**WRITTEN INSTRUCTION**
Of all the lines here, how many include the string "vers"? Answer with the number only.

**PROVIDED INFORMATION**

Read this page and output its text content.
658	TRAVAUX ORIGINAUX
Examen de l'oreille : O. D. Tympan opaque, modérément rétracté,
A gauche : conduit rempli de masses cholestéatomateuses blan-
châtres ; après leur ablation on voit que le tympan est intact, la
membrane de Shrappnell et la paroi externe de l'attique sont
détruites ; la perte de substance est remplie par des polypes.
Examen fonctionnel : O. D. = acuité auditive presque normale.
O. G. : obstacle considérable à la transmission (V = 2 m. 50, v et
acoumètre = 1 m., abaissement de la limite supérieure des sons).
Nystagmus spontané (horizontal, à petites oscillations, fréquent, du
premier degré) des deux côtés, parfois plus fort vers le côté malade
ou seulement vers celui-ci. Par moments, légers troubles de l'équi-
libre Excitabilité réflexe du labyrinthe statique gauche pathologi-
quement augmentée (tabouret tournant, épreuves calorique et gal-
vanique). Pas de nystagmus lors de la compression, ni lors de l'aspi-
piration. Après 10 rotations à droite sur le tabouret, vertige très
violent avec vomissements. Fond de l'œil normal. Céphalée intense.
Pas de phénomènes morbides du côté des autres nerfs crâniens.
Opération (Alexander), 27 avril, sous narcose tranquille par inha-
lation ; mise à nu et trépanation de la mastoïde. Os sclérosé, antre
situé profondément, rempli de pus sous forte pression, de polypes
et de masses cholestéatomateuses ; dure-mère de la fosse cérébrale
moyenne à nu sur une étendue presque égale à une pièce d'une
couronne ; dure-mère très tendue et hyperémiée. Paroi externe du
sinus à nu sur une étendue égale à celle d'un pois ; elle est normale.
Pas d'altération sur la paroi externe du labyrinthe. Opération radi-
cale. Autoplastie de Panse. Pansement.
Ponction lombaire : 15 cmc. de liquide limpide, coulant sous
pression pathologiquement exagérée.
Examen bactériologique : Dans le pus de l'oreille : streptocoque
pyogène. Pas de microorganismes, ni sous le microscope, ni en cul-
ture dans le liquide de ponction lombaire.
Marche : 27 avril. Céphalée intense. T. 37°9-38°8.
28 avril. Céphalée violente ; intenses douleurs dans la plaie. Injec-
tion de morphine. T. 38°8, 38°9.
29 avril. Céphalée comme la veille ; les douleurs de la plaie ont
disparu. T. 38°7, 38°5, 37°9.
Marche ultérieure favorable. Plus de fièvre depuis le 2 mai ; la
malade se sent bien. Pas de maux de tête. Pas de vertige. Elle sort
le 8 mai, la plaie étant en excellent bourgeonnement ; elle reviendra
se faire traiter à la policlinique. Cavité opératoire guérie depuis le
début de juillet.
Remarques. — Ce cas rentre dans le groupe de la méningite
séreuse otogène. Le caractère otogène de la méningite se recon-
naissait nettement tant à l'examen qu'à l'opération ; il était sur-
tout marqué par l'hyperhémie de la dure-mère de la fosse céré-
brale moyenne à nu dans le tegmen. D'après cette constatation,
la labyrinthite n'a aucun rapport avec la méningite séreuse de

**OUTPUT BELOW**
2